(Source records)
================
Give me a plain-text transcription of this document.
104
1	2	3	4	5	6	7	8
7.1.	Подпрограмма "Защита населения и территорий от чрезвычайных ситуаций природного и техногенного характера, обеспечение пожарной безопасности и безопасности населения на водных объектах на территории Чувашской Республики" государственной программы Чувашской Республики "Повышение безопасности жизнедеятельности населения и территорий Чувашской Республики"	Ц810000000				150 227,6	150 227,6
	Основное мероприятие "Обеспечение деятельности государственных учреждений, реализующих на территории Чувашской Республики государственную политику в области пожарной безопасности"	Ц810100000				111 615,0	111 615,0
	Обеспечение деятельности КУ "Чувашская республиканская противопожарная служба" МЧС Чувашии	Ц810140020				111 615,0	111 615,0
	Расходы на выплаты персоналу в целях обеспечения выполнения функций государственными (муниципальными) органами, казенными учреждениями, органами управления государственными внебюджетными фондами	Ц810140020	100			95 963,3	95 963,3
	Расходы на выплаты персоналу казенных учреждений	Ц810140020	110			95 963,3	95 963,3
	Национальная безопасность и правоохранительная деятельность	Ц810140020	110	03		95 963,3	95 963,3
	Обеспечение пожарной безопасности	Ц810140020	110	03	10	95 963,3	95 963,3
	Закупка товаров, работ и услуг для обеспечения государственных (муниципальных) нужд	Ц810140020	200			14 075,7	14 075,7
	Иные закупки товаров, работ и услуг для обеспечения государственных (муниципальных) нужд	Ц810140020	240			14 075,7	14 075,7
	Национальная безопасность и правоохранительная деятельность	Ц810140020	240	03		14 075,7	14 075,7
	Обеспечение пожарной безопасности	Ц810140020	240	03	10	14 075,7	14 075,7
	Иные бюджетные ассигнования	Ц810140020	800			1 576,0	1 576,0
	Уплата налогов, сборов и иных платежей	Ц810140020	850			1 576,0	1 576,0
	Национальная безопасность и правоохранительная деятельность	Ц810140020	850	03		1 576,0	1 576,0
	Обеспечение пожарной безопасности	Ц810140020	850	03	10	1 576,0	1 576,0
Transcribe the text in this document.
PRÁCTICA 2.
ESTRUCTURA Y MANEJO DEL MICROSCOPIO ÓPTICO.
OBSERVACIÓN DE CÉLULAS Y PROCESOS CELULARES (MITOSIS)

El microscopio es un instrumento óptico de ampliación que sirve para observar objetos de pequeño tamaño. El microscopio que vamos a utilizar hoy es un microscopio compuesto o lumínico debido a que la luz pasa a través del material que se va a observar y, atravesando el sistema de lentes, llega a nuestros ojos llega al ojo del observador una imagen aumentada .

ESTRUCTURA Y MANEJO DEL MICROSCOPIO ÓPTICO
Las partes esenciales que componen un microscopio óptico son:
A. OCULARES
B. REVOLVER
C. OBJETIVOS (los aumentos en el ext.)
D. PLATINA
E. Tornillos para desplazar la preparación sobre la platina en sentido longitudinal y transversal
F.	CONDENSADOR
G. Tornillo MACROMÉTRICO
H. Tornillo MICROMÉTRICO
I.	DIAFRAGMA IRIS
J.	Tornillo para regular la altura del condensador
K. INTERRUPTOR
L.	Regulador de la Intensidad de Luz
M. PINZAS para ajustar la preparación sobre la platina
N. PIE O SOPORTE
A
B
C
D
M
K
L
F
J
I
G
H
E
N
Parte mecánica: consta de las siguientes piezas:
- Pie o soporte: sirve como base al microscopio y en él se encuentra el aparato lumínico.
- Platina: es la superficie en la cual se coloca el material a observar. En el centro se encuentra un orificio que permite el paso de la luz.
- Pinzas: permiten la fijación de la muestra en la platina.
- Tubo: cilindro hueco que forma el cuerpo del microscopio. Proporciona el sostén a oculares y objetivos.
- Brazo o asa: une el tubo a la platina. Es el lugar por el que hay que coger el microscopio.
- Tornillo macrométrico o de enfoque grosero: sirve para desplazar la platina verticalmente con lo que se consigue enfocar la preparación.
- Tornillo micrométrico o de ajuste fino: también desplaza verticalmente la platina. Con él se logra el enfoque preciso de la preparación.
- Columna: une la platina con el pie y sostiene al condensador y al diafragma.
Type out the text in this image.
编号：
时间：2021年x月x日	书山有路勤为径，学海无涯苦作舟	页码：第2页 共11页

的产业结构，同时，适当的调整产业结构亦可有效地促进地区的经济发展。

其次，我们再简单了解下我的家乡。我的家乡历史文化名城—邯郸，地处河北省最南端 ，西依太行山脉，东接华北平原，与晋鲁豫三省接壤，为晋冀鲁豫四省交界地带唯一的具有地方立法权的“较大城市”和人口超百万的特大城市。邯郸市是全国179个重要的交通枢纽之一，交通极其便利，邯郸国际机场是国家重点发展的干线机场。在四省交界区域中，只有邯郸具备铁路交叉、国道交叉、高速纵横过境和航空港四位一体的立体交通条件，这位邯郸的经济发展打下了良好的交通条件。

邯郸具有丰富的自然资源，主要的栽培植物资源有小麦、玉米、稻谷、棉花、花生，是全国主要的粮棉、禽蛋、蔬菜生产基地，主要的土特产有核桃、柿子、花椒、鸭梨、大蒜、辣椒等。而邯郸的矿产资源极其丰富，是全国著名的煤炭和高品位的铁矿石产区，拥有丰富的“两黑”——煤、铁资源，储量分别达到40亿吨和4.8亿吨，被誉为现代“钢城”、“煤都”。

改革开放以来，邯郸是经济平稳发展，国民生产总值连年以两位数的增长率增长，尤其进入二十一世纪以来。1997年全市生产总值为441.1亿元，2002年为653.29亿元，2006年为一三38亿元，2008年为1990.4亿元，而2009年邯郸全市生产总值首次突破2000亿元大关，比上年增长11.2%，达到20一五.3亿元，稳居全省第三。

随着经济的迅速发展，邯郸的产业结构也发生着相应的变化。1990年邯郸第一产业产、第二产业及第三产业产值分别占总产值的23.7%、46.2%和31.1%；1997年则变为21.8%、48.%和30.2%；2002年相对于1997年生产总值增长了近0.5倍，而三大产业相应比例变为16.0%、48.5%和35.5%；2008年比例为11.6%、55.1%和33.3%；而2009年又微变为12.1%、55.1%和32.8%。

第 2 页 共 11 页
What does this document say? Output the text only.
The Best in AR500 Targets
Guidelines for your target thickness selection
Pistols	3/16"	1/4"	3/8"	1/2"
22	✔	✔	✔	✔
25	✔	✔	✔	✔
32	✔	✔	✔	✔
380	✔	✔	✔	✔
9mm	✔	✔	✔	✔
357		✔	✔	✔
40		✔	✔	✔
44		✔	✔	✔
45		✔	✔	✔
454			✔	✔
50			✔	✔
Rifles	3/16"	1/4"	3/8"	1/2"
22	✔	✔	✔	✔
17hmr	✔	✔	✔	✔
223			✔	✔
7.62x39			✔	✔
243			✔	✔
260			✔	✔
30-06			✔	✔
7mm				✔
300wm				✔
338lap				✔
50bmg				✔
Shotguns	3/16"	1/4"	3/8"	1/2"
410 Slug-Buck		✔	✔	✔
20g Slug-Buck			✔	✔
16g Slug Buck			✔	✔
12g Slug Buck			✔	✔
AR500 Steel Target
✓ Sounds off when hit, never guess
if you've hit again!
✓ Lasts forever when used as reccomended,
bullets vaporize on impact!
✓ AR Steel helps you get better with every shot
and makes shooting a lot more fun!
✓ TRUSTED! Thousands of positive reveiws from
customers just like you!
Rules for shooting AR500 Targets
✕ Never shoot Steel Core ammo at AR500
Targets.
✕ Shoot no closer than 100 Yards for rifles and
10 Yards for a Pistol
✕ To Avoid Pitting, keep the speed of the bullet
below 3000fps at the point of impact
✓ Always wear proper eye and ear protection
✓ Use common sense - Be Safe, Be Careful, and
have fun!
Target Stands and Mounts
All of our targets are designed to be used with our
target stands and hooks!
================
◆ **AIM**
Write all of the records out again exactly.

◆ **RESULT OF THIS TASK**
Give me a plain-text transcription of this document.
104
1	2	3	4	5	6	7	8
7.1.	Подпрограмма "Защита населения и территорий от чрезвычайных ситуаций природного и техногенного характера, обеспечение пожарной безопасности и безопасности населения на водных объектах на территории Чувашской Республики" государственной программы Чувашской Республики "Повышение безопасности жизнедеятельности населения и территорий Чувашской Республики"	Ц810000000				150 227,6	150 227,6
	Основное мероприятие "Обеспечение деятельности государственных учреждений, реализующих на территории Чувашской Республики государственную политику в области пожарной безопасности"	Ц810100000				111 615,0	111 615,0
	Обеспечение деятельности КУ "Чувашская республиканская противопожарная служба" МЧС Чувашии	Ц810140020				111 615,0	111 615,0
	Расходы на выплаты персоналу в целях обеспечения выполнения функций государственными (муниципальными) органами, казенными учреждениями, органами управления государственными внебюджетными фондами	Ц810140020	100			95 963,3	95 963,3
	Расходы на выплаты персоналу казенных учреждений	Ц810140020	110			95 963,3	95 963,3
	Национальная безопасность и правоохранительная деятельность	Ц810140020	110	03		95 963,3	95 963,3
	Обеспечение пожарной безопасности	Ц810140020	110	03	10	95 963,3	95 963,3
	Закупка товаров, работ и услуг для обеспечения государственных (муниципальных) нужд	Ц810140020	200			14 075,7	14 075,7
	Иные закупки товаров, работ и услуг для обеспечения государственных (муниципальных) нужд	Ц810140020	240			14 075,7	14 075,7
	Национальная безопасность и правоохранительная деятельность	Ц810140020	240	03		14 075,7	14 075,7
	Обеспечение пожарной безопасности	Ц810140020	240	03	10	14 075,7	14 075,7
	Иные бюджетные ассигнования	Ц810140020	800			1 576,0	1 576,0
	Уплата налогов, сборов и иных платежей	Ц810140020	850			1 576,0	1 576,0
	Национальная безопасность и правоохранительная деятельность	Ц810140020	850	03		1 576,0	1 576,0
	Обеспечение пожарной безопасности	Ц810140020	850	03	10	1 576,0	1 576,0
Transcribe the text in this document.
PRÁCTICA 2.
ESTRUCTURA Y MANEJO DEL MICROSCOPIO ÓPTICO.
OBSERVACIÓN DE CÉLULAS Y PROCESOS CELULARES (MITOSIS)

El microscopio es un instrumento óptico de ampliación que sirve para observar objetos de pequeño tamaño. El microscopio que vamos a utilizar hoy es un microscopio compuesto o lumínico debido a que la luz pasa a través del material que se va a observar y, atravesando el sistema de lentes, llega a nuestros ojos llega al ojo del observador una imagen aumentada .

ESTRUCTURA Y MANEJO DEL MICROSCOPIO ÓPTICO
Las partes esenciales que componen un microscopio óptico son:
A. OCULARES
B. REVOLVER
C. OBJETIVOS (los aumentos en el ext.)
D. PLATINA
E. Tornillos para desplazar la preparación sobre la platina en sentido longitudinal y transversal
F.	CONDENSADOR
G. Tornillo MACROMÉTRICO
H. Tornillo MICROMÉTRICO
I.	DIAFRAGMA IRIS
J.	Tornillo para regular la altura del condensador
K. INTERRUPTOR
L.	Regulador de la Intensidad de Luz
M. PINZAS para ajustar la preparación sobre la platina
N. PIE O SOPORTE
A
B
C
D
M
K
L
F
J
I
G
H
E
N
Parte mecánica: consta de las siguientes piezas:
- Pie o soporte: sirve como base al microscopio y en él se encuentra el aparato lumínico.
- Platina: es la superficie en la cual se coloca el material a observar. En el centro se encuentra un orificio que permite el paso de la luz.
- Pinzas: permiten la fijación de la muestra en la platina.
- Tubo: cilindro hueco que forma el cuerpo del microscopio. Proporciona el sostén a oculares y objetivos.
- Brazo o asa: une el tubo a la platina. Es el lugar por el que hay que coger el microscopio.
- Tornillo macrométrico o de enfoque grosero: sirve para desplazar la platina verticalmente con lo que se consigue enfocar la preparación.
- Tornillo micrométrico o de ajuste fino: también desplaza verticalmente la platina. Con él se logra el enfoque preciso de la preparación.
- Columna: une la platina con el pie y sostiene al condensador y al diafragma.
Type out the text in this image.
编号：
时间：2021年x月x日	书山有路勤为径，学海无涯苦作舟	页码：第2页 共11页

的产业结构，同时，适当的调整产业结构亦可有效地促进地区的经济发展。

其次，我们再简单了解下我的家乡。我的家乡历史文化名城—邯郸，地处河北省最南端 ，西依太行山脉，东接华北平原，与晋鲁豫三省接壤，为晋冀鲁豫四省交界地带唯一的具有地方立法权的“较大城市”和人口超百万的特大城市。邯郸市是全国179个重要的交通枢纽之一，交通极其便利，邯郸国际机场是国家重点发展的干线机场。在四省交界区域中，只有邯郸具备铁路交叉、国道交叉、高速纵横过境和航空港四位一体的立体交通条件，这位邯郸的经济发展打下了良好的交通条件。

邯郸具有丰富的自然资源，主要的栽培植物资源有小麦、玉米、稻谷、棉花、花生，是全国主要的粮棉、禽蛋、蔬菜生产基地，主要的土特产有核桃、柿子、花椒、鸭梨、大蒜、辣椒等。而邯郸的矿产资源极其丰富，是全国著名的煤炭和高品位的铁矿石产区，拥有丰富的“两黑”——煤、铁资源，储量分别达到40亿吨和4.8亿吨，被誉为现代“钢城”、“煤都”。

改革开放以来，邯郸是经济平稳发展，国民生产总值连年以两位数的增长率增长，尤其进入二十一世纪以来。1997年全市生产总值为441.1亿元，2002年为653.29亿元，2006年为一三38亿元，2008年为1990.4亿元，而2009年邯郸全市生产总值首次突破2000亿元大关，比上年增长11.2%，达到20一五.3亿元，稳居全省第三。

随着经济的迅速发展，邯郸的产业结构也发生着相应的变化。1990年邯郸第一产业产、第二产业及第三产业产值分别占总产值的23.7%、46.2%和31.1%；1997年则变为21.8%、48.%和30.2%；2002年相对于1997年生产总值增长了近0.5倍，而三大产业相应比例变为16.0%、48.5%和35.5%；2008年比例为11.6%、55.1%和33.3%；而2009年又微变为12.1%、55.1%和32.8%。

第 2 页 共 11 页
What does this document say? Output the text only.
The Best in AR500 Targets
Guidelines for your target thickness selection
Pistols	3/16"	1/4"	3/8"	1/2"
22	✔	✔	✔	✔
25	✔	✔	✔	✔
32	✔	✔	✔	✔
380	✔	✔	✔	✔
9mm	✔	✔	✔	✔
357		✔	✔	✔
40		✔	✔	✔
44		✔	✔	✔
45		✔	✔	✔
454			✔	✔
50			✔	✔
Rifles	3/16"	1/4"	3/8"	1/2"
22	✔	✔	✔	✔
17hmr	✔	✔	✔	✔
223			✔	✔
7.62x39			✔	✔
243			✔	✔
260			✔	✔
30-06			✔	✔
7mm				✔
300wm				✔
338lap				✔
50bmg				✔
Shotguns	3/16"	1/4"	3/8"	1/2"
410 Slug-Buck		✔	✔	✔
20g Slug-Buck			✔	✔
16g Slug Buck			✔	✔
12g Slug Buck			✔	✔
AR500 Steel Target
✓ Sounds off when hit, never guess
if you've hit again!
✓ Lasts forever when used as reccomended,
bullets vaporize on impact!
✓ AR Steel helps you get better with every shot
and makes shooting a lot more fun!
✓ TRUSTED! Thousands of positive reveiws from
customers just like you!
Rules for shooting AR500 Targets
✕ Never shoot Steel Core ammo at AR500
Targets.
✕ Shoot no closer than 100 Yards for rifles and
10 Yards for a Pistol
✕ To Avoid Pitting, keep the speed of the bullet
below 3000fps at the point of impact
✓ Always wear proper eye and ear protection
✓ Use common sense - Be Safe, Be Careful, and
have fun!
Target Stands and Mounts
All of our targets are designed to be used with our
target stands and hooks!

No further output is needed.